Records from a collection>
╔══

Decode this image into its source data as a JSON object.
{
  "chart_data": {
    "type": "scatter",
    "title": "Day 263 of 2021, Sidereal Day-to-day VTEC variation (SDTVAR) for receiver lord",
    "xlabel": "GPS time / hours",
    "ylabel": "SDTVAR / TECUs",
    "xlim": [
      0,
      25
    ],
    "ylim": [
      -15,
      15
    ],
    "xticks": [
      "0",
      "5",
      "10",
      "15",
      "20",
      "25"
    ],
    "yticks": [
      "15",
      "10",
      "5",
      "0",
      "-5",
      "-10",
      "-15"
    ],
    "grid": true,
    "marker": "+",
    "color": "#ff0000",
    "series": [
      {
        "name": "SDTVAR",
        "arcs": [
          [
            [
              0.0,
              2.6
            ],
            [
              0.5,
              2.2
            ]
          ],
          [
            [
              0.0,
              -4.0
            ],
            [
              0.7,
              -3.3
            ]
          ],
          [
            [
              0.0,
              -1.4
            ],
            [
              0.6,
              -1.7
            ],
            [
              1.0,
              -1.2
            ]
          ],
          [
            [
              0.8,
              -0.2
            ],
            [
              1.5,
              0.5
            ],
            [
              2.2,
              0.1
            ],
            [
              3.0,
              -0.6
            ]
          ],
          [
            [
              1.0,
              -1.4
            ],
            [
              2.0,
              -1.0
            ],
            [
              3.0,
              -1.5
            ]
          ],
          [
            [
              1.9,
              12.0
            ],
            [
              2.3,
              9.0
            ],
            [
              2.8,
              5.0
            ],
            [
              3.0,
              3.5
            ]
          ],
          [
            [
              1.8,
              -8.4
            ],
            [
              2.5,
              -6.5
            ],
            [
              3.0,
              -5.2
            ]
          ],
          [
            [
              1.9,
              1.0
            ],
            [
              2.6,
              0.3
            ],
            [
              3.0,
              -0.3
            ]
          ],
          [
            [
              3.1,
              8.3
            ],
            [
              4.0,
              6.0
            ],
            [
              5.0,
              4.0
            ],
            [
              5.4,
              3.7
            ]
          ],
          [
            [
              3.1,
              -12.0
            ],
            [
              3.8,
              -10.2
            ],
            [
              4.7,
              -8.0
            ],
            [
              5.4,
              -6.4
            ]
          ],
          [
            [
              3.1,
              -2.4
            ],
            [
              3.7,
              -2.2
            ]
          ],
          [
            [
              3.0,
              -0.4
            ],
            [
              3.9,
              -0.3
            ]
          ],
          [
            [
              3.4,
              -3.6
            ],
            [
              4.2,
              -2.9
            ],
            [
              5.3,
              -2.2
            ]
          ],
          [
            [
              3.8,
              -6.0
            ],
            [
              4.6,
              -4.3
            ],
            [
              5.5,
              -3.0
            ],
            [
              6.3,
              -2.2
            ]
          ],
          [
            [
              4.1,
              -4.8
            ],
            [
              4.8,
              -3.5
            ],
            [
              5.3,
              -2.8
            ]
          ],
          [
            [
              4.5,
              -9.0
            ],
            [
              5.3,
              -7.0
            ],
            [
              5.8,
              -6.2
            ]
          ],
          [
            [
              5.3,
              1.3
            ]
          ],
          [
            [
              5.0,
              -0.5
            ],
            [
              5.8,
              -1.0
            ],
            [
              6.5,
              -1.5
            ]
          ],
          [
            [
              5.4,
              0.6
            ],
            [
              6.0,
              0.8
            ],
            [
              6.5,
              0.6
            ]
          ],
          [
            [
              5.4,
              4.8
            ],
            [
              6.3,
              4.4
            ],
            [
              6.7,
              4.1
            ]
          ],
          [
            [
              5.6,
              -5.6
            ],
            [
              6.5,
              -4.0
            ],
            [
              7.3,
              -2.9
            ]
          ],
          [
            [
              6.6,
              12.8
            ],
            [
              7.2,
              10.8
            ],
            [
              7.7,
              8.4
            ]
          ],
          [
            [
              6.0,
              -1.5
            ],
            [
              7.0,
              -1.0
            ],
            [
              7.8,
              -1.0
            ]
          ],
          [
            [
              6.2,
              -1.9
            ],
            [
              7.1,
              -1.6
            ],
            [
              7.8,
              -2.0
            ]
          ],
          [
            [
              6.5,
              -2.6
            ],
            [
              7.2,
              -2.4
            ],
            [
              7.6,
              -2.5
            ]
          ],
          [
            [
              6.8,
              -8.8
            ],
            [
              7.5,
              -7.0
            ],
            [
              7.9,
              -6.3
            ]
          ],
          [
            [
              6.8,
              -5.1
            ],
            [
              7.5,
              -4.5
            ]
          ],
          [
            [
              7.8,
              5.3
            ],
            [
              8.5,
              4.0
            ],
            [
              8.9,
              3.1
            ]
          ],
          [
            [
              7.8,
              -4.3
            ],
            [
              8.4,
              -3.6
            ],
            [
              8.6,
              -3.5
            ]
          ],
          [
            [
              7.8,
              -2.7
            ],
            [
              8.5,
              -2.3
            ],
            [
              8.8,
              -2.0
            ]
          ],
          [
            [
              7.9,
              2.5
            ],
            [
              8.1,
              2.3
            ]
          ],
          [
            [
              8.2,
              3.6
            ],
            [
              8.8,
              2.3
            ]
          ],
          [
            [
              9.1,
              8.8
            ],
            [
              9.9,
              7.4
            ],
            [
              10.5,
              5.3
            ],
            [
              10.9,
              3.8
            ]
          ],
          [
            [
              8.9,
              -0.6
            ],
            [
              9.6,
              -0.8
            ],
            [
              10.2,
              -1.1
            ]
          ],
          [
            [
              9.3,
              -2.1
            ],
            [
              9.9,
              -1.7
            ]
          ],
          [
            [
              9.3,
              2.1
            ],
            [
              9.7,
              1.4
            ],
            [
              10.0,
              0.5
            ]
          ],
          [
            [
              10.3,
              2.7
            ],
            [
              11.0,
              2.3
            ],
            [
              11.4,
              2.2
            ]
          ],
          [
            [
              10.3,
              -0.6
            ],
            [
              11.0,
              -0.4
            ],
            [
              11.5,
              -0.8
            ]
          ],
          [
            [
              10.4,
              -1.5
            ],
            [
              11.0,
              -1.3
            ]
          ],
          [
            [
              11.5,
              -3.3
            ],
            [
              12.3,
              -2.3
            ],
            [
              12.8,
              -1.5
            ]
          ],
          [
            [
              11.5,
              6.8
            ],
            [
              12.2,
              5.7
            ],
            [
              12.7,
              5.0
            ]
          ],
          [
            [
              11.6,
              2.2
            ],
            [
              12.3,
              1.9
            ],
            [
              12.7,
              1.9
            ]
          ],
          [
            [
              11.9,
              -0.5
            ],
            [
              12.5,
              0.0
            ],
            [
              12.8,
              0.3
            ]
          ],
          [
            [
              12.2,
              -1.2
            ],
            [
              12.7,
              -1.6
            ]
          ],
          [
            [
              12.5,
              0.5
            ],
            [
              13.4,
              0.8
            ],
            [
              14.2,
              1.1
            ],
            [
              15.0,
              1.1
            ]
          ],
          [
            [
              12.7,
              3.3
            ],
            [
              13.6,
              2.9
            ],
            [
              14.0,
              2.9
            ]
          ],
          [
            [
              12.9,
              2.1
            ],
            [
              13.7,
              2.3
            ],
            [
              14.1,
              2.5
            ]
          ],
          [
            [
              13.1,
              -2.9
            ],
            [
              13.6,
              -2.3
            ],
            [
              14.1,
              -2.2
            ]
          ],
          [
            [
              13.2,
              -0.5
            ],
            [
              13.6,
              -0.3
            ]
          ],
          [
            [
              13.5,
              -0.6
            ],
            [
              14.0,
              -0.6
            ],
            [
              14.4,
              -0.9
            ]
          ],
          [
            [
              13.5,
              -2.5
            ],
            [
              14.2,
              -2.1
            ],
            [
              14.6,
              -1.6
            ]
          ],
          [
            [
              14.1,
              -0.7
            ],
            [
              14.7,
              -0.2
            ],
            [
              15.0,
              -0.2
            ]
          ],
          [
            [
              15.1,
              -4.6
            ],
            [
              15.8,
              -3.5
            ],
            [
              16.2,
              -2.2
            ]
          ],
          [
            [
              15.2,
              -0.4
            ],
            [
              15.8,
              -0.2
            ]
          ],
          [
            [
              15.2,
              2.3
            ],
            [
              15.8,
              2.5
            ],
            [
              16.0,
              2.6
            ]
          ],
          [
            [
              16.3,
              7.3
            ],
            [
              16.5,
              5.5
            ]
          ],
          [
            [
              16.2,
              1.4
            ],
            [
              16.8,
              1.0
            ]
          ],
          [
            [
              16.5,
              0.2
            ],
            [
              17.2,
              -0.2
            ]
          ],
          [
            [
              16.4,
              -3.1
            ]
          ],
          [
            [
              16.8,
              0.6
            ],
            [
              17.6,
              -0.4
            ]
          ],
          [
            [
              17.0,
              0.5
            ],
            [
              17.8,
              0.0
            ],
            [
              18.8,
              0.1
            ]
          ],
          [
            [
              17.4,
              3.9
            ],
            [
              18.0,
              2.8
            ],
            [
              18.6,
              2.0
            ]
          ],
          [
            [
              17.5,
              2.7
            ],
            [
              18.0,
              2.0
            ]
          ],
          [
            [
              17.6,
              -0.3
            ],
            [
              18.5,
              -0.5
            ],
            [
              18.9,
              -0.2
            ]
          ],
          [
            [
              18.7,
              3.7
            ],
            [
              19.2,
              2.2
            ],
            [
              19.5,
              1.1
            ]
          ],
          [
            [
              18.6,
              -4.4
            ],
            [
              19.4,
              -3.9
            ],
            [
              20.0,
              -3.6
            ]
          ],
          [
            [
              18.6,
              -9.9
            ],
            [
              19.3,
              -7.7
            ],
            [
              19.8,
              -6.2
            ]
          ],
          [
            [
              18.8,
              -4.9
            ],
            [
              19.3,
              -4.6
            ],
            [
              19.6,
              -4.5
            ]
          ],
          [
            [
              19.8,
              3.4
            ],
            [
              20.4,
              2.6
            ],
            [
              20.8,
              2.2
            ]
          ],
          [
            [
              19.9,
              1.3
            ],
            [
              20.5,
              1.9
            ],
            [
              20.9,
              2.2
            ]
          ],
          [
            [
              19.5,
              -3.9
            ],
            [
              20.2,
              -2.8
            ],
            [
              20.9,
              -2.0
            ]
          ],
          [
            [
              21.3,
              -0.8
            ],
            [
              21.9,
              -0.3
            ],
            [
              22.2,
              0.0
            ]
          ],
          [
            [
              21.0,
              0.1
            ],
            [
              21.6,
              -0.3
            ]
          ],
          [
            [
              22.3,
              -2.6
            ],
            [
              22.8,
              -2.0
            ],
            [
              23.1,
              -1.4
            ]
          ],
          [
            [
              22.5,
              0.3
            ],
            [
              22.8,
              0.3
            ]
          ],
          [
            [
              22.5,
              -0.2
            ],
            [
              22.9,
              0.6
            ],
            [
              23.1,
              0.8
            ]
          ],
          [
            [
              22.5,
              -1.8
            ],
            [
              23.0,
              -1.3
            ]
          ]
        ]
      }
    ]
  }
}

╚══

YOUR INSTRUCTIONS>
Above are the entries; count how many of their lines contain the word "SDTVAR" and give only that number.

ANSWER>
3